:: Material for the task ::
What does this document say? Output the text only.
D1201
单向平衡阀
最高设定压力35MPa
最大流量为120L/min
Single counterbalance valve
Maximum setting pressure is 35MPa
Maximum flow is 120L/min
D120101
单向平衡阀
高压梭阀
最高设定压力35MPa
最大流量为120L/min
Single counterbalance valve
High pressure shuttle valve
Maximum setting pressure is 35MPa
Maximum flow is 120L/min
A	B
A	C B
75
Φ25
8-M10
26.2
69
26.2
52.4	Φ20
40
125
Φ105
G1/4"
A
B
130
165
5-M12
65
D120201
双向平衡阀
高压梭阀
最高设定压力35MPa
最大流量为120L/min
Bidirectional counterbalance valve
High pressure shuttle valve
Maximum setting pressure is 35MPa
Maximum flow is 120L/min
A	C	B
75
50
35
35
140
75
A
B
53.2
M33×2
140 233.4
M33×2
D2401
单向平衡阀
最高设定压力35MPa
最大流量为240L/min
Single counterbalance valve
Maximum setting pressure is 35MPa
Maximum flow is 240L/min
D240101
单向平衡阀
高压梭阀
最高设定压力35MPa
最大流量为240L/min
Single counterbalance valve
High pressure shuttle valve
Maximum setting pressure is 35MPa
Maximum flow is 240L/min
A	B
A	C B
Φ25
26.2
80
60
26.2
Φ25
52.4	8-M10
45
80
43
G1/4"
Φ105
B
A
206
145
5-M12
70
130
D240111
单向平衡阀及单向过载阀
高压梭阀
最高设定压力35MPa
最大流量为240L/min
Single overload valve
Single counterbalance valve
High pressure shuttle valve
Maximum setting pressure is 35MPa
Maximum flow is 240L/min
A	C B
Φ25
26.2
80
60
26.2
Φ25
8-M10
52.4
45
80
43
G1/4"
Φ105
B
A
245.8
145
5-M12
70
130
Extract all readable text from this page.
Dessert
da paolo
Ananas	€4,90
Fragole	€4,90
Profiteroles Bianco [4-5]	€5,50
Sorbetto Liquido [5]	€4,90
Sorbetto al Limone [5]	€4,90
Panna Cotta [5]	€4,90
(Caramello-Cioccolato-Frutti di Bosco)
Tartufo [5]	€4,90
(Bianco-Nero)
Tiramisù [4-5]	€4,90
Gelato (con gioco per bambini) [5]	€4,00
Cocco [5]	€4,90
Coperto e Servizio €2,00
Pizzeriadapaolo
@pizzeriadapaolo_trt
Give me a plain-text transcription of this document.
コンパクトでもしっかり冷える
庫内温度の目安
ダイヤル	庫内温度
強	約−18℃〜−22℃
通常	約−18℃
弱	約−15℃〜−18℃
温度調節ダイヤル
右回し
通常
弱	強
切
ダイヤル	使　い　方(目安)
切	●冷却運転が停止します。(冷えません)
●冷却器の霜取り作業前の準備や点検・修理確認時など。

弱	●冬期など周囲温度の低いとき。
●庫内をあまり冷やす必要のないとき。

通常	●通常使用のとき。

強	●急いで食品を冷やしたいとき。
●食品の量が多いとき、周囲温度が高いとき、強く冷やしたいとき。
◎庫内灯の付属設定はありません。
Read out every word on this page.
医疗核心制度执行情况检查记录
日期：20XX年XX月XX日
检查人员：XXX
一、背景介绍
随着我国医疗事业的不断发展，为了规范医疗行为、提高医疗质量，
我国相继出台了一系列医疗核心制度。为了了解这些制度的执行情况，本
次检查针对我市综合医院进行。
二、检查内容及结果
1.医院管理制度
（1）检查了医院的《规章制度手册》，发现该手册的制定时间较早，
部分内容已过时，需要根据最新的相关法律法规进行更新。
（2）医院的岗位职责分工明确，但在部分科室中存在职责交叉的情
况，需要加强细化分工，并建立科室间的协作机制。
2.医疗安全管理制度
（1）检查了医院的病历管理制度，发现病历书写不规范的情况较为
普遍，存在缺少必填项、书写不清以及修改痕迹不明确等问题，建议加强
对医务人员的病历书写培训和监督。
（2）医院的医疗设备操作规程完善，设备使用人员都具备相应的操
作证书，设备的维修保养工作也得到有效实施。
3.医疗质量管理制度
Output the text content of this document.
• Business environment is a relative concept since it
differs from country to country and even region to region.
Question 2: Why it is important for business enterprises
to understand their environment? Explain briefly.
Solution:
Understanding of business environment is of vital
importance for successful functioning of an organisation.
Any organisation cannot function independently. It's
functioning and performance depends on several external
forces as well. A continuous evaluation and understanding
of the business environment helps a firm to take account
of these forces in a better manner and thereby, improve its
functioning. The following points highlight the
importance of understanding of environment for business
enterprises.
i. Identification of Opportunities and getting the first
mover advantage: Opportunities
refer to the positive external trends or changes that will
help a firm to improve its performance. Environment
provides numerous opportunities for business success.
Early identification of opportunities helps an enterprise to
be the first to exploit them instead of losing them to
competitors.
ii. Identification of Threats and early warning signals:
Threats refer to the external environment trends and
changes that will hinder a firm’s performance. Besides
:::
Write out each line of the data that holds the string "page".

Output for this task:
Extract all readable text from this page.
Read out every word on this page.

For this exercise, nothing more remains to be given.